Problem to work on: Output, please, every line from the line that holds "Parse this screenshot: output" to the end, exactly as written.
** Start of Data supplied **
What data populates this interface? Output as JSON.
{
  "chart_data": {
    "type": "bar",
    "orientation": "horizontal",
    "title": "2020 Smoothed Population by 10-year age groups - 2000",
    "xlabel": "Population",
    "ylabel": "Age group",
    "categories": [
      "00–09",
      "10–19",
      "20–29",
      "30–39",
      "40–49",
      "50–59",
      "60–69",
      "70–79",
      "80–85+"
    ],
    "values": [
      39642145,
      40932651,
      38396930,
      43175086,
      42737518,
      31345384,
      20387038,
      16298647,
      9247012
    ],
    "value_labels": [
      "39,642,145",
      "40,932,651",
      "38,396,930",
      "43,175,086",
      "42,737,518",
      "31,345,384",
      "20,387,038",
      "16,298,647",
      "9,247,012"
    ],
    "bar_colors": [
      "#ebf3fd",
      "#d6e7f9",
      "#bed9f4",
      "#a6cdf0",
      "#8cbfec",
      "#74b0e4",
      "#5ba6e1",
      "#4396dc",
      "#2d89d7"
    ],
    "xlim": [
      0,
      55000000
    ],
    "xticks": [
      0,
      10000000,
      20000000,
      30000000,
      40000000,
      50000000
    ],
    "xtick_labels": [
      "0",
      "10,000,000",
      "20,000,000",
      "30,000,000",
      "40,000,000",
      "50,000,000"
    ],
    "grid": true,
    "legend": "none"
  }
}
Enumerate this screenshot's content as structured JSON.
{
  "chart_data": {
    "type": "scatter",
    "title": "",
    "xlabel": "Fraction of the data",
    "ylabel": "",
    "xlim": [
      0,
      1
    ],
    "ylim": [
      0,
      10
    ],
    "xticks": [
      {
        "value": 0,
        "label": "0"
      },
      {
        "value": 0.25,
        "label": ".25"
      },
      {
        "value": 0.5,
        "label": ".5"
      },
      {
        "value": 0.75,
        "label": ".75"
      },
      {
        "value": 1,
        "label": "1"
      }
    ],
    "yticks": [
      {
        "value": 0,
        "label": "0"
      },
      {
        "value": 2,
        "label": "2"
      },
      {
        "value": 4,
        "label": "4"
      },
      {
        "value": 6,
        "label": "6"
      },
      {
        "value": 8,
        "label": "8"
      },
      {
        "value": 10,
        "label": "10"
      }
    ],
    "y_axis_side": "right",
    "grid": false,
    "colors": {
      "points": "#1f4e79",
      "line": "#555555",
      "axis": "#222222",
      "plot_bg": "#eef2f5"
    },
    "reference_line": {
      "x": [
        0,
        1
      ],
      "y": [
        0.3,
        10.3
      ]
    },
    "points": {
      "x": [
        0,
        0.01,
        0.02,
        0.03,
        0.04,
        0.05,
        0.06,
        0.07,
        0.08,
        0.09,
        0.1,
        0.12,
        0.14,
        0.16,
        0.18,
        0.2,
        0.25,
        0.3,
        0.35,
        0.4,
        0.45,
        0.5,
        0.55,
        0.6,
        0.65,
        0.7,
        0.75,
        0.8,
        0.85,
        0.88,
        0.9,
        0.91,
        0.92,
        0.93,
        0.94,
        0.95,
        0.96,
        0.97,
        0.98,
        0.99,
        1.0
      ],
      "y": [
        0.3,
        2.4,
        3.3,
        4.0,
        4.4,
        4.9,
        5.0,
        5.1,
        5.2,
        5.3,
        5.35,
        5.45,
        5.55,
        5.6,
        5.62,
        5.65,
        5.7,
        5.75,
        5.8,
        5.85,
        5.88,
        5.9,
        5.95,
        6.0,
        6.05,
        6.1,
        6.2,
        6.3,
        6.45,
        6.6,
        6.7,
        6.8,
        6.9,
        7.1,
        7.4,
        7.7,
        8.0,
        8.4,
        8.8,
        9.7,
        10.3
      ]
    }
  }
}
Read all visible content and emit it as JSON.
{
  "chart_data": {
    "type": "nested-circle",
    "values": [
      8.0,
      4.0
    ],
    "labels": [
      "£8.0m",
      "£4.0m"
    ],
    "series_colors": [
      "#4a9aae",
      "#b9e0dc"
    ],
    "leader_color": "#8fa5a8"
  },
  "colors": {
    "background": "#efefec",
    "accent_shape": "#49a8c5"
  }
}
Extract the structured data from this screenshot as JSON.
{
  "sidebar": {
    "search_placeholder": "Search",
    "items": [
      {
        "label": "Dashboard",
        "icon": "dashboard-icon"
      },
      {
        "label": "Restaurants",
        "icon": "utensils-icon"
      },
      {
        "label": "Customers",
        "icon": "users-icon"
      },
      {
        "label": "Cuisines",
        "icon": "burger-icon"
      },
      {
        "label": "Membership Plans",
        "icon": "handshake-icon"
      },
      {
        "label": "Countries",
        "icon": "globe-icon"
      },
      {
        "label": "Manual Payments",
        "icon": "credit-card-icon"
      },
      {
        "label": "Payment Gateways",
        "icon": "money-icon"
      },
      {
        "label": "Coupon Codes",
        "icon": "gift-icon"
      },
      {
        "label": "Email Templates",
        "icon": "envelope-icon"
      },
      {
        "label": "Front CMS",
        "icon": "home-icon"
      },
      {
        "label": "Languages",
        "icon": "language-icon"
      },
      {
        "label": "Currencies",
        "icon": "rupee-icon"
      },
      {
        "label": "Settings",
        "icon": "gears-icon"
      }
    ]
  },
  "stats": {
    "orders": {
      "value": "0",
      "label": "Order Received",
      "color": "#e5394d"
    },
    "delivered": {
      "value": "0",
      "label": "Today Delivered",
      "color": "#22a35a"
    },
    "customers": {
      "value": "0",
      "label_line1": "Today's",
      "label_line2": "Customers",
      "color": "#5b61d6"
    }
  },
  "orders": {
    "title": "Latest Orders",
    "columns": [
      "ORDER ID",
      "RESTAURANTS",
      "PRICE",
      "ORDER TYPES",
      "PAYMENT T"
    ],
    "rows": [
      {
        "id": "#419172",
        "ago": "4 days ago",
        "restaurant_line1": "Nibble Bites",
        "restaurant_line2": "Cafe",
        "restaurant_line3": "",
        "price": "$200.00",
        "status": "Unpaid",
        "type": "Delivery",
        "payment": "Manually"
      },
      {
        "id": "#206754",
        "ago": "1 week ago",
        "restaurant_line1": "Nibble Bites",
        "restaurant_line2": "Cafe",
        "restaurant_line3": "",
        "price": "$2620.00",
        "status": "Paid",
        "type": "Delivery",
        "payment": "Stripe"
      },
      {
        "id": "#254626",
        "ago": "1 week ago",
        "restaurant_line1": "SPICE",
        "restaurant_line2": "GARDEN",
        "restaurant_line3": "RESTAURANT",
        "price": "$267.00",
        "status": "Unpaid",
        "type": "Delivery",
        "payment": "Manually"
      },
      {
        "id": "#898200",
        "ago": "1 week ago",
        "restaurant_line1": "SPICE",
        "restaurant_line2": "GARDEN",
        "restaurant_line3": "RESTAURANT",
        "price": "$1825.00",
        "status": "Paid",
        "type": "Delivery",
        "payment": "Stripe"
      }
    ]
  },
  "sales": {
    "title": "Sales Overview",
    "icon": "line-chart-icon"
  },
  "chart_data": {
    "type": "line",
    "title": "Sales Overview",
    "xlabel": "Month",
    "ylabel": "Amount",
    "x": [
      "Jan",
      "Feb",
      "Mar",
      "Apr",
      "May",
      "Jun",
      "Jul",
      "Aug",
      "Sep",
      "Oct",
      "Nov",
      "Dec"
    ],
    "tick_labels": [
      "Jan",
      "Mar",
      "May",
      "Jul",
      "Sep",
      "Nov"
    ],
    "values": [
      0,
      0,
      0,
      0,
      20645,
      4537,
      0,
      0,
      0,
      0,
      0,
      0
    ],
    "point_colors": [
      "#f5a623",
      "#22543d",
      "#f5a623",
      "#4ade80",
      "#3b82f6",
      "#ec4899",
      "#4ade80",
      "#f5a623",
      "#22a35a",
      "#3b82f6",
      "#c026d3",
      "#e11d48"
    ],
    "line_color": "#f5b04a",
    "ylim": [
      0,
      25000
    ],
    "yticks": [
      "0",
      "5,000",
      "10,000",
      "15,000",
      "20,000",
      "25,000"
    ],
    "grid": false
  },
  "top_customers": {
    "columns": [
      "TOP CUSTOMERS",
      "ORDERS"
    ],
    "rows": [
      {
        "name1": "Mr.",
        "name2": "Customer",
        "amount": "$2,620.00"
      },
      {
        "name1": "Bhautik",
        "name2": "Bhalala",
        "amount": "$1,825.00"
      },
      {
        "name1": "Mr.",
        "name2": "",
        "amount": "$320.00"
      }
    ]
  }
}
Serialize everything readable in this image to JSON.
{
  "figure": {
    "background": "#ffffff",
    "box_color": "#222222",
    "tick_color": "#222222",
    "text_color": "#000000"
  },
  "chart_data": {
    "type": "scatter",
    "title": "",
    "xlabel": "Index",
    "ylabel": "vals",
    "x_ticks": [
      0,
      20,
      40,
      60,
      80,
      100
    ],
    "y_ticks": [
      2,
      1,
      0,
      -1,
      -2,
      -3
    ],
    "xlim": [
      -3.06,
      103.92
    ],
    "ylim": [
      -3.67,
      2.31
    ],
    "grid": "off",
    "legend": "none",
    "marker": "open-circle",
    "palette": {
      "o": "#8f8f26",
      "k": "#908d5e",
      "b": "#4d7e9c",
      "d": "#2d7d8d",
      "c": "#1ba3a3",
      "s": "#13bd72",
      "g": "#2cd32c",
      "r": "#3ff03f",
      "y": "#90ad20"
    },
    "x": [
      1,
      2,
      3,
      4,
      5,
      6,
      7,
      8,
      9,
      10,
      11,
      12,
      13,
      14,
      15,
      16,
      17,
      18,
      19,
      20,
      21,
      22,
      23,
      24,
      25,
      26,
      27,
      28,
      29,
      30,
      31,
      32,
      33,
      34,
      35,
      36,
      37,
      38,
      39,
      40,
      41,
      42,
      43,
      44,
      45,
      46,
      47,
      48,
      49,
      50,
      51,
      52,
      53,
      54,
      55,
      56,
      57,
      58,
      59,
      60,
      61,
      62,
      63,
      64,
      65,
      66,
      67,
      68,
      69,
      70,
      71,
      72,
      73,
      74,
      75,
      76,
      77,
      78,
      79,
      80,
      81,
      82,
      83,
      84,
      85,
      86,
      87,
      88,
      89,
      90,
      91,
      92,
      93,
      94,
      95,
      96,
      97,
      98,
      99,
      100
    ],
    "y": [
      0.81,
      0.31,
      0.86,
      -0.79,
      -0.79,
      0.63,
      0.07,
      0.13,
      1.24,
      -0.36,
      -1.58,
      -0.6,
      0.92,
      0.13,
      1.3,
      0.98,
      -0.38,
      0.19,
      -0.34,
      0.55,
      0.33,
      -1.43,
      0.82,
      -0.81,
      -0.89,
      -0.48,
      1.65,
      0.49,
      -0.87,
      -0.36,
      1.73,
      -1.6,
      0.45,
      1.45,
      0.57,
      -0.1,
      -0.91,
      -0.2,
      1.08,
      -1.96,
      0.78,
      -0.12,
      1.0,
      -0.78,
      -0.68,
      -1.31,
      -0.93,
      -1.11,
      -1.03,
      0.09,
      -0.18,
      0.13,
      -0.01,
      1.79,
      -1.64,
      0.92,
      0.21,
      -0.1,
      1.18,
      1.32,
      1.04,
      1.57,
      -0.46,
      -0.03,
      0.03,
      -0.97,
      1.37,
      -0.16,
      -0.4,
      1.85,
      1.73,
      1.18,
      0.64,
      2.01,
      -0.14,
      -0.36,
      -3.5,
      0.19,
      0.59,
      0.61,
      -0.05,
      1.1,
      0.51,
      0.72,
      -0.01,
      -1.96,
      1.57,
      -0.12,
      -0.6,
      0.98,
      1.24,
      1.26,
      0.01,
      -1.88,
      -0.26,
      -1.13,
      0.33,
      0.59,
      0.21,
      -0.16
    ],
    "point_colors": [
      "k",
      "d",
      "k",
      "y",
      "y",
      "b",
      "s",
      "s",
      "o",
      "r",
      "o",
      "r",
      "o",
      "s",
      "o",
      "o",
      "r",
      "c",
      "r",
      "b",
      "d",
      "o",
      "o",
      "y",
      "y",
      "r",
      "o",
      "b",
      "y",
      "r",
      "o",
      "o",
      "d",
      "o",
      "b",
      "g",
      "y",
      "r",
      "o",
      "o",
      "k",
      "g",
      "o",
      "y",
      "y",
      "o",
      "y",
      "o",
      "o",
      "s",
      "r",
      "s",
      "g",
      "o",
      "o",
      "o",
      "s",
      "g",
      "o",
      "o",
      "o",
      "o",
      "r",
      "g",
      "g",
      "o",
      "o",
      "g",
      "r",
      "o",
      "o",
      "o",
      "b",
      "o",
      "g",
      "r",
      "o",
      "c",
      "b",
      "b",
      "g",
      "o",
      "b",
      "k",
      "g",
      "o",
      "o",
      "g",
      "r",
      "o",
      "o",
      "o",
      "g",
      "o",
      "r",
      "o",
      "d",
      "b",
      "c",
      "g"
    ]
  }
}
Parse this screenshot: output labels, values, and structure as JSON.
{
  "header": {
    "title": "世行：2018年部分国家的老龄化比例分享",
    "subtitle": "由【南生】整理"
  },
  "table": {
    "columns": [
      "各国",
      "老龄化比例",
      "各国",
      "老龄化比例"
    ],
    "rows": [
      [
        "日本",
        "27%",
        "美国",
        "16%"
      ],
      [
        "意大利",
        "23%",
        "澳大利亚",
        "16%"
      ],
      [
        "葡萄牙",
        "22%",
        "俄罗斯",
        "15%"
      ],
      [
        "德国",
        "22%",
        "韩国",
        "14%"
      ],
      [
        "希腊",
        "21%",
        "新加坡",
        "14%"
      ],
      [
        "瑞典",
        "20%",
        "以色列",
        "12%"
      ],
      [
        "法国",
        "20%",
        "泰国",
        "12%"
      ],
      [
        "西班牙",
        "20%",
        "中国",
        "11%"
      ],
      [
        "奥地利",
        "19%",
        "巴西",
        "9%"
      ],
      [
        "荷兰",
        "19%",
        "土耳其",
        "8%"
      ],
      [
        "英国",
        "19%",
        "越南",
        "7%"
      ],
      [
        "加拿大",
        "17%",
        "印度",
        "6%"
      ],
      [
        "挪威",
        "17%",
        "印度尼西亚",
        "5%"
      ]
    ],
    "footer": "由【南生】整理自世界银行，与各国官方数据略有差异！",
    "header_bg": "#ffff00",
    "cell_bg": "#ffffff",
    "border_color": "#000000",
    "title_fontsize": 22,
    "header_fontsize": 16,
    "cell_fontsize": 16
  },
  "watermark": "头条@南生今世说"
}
** End of Data supplied **
Solution for this exercise:
Parse this screenshot: output labels, values, and structure as JSON.
{
  "header": {
    "title": "世行：2018年部分国家的老龄化比例分享",
    "subtitle": "由【南生】整理"
  },
  "table": {
    "columns": [
      "各国",
      "老龄化比例",
      "各国",
      "老龄化比例"
    ],
    "rows": [
      [
        "日本",
        "27%",
        "美国",
        "16%"
      ],
      [
        "意大利",
        "23%",
        "澳大利亚",
        "16%"
      ],
      [
        "葡萄牙",
        "22%",
        "俄罗斯",
        "15%"
      ],
      [
        "德国",
        "22%",
        "韩国",
        "14%"
      ],
      [
        "希腊",
        "21%",
        "新加坡",
        "14%"
      ],
      [
        "瑞典",
        "20%",
        "以色列",
        "12%"
      ],
      [
        "法国",
        "20%",
        "泰国",
        "12%"
      ],
      [
        "西班牙",
        "20%",
        "中国",
        "11%"
      ],
      [
        "奥地利",
        "19%",
        "巴西",
        "9%"
      ],
      [
        "荷兰",
        "19%",
        "土耳其",
        "8%"
      ],
      [
        "英国",
        "19%",
        "越南",
        "7%"
      ],
      [
        "加拿大",
        "17%",
        "印度",
        "6%"
      ],
      [
        "挪威",
        "17%",
        "印度尼西亚",
        "5%"
      ]
    ],
    "footer": "由【南生】整理自世界银行，与各国官方数据略有差异！",
    "header_bg": "#ffff00",
    "cell_bg": "#ffffff",
    "border_color": "#000000",
    "title_fontsize": 22,
    "header_fontsize": 16,
    "cell_fontsize": 16
  },
  "watermark": "头条@南生今世说"
}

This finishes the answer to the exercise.